**** TEXT PROVIDED

2 lbs. boneless, skinless (6) chicken thighs
1/2 tsp. freshly ground black pepper
1/4 tsp. salt
2 tsp. coconut oil
Nonstick cooking spray
1 cup pineapple juice
3 Tbsp. raw sugar
2 Tbsp. lower-sodium soy sauce
3 Tbsp. cold water
2 Tbsp. cornstarch
3 cups cooked Jasmine Rice (kept warm)
Sprinkle chicken thighs with pepper and salt. Heat a large nonstick skillet over medium-high heat. Add coconut oil to pan; swirl to coat. Add chicken to pan. Cook 2 to 3 minutes on each side or until browned.
Transfer chicken to a 4-quart electric slow cooker coated with nonstick cooking spray. Stir pineapple juice into drippings; scraping pan to loosen browned bits. Remove from heat; stir in raw sugar and low-sodium soy sauce. Pour juice mixture over chicken. Cover and cook on LOW for 2 1/2 hours.

********

EXERCISE GOAL:
Continue the slow cooker pineapple chicken recipe from the point where the text stops. The records are unrelated to the recipe text and stand as material of their own.

**** DATA EXTRACT

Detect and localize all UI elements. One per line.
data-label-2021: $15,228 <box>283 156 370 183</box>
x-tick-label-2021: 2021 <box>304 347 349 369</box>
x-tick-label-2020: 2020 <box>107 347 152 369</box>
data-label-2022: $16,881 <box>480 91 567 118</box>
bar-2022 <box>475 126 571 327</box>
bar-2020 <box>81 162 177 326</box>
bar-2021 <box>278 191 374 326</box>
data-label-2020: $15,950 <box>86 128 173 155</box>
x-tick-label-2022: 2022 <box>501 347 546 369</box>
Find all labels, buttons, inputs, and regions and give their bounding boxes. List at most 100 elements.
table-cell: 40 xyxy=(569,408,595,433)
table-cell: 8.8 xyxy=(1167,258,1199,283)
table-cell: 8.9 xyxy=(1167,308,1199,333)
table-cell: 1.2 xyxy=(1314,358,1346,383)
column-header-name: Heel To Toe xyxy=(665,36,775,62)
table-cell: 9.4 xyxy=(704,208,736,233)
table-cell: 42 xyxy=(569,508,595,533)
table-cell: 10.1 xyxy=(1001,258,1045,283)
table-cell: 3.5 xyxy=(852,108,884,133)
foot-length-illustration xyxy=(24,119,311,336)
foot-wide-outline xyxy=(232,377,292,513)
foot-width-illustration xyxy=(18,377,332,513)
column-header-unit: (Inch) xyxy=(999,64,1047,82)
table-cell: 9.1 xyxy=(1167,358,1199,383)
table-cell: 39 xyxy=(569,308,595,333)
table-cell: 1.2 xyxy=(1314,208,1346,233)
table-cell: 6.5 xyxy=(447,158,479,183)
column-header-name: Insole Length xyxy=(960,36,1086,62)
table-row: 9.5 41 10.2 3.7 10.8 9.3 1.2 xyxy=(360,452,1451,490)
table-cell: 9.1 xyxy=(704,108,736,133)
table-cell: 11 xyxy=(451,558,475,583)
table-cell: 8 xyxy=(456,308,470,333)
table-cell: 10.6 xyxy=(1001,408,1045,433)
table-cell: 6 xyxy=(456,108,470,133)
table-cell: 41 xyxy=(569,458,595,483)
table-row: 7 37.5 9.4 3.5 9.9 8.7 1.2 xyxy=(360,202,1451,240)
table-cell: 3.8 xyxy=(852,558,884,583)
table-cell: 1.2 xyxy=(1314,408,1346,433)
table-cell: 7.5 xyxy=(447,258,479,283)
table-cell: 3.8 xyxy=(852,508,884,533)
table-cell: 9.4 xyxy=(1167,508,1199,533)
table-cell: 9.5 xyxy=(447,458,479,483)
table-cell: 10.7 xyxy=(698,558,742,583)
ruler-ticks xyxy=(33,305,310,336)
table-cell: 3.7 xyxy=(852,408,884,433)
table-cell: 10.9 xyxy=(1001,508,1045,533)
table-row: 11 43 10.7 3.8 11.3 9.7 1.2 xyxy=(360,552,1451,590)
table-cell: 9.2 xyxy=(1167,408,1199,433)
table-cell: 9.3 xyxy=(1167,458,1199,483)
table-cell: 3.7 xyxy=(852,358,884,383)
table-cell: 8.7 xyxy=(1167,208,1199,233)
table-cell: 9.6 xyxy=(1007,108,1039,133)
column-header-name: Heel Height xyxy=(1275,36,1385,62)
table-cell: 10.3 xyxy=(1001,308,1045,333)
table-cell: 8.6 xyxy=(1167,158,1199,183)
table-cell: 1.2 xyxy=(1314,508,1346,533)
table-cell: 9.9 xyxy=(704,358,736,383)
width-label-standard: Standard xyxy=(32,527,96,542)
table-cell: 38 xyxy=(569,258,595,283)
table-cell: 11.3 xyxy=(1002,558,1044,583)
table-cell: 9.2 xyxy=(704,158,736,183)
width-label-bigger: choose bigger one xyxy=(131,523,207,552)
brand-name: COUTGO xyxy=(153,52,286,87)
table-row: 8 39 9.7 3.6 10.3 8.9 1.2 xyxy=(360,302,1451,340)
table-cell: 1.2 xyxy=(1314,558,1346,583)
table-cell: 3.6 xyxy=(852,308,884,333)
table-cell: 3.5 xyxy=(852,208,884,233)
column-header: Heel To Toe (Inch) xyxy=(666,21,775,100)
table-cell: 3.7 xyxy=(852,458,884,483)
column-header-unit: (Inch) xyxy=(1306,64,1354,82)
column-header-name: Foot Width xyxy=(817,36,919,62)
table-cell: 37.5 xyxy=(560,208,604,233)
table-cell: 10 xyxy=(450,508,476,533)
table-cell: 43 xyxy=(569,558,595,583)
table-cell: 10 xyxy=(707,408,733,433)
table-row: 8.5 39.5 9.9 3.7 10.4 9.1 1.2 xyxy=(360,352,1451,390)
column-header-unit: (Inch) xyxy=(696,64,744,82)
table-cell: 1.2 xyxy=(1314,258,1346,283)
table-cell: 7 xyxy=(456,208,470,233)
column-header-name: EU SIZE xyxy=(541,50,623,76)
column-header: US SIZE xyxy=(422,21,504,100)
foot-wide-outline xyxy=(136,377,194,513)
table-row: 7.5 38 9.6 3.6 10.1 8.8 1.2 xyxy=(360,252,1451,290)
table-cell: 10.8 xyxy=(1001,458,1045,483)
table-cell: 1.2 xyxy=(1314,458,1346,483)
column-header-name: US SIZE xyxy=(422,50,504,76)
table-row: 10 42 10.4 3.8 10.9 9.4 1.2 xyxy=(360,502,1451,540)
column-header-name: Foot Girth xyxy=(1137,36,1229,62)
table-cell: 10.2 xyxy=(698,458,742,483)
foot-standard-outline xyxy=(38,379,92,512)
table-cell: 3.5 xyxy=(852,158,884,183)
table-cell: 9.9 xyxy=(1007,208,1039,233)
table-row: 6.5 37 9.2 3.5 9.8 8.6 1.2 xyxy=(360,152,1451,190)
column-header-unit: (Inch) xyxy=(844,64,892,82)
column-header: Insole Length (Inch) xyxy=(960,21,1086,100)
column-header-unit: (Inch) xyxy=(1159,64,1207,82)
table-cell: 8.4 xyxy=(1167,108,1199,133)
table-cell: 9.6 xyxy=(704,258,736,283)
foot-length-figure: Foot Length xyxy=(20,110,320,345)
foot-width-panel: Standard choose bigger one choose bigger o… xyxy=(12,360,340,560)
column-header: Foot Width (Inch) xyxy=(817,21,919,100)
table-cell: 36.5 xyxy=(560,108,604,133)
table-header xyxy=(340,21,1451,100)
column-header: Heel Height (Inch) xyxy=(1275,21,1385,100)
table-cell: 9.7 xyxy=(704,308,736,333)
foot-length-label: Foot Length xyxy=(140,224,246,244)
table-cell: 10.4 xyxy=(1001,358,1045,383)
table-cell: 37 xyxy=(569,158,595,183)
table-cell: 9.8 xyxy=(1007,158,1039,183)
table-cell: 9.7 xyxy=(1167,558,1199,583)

********

ANSWER SECTION:
Transfer cooked chicken thighs to a serving platter with a slotted spoon. Increase heat to HIGH. Combine the 3 tablespoons cold water and 2 tablespoons cornstarch in a small bowl; add to sauce in slow cooker, stirring with a whisk. Cook 2 minutes or until sauce thickens, stirring constantly with whisk.
Place 1/2 cup of rice on each of 6 dinner plates. Top rice with chicken thighs and spoon with sauce. Sprinkle each serving with pineapple tidbits and enjoy.
Karen’s note: You can also sprinkle on top of each serving a little bit of sliced green onions, a pinch of toasted coconut and/or a few roasted almond slices and enjoy!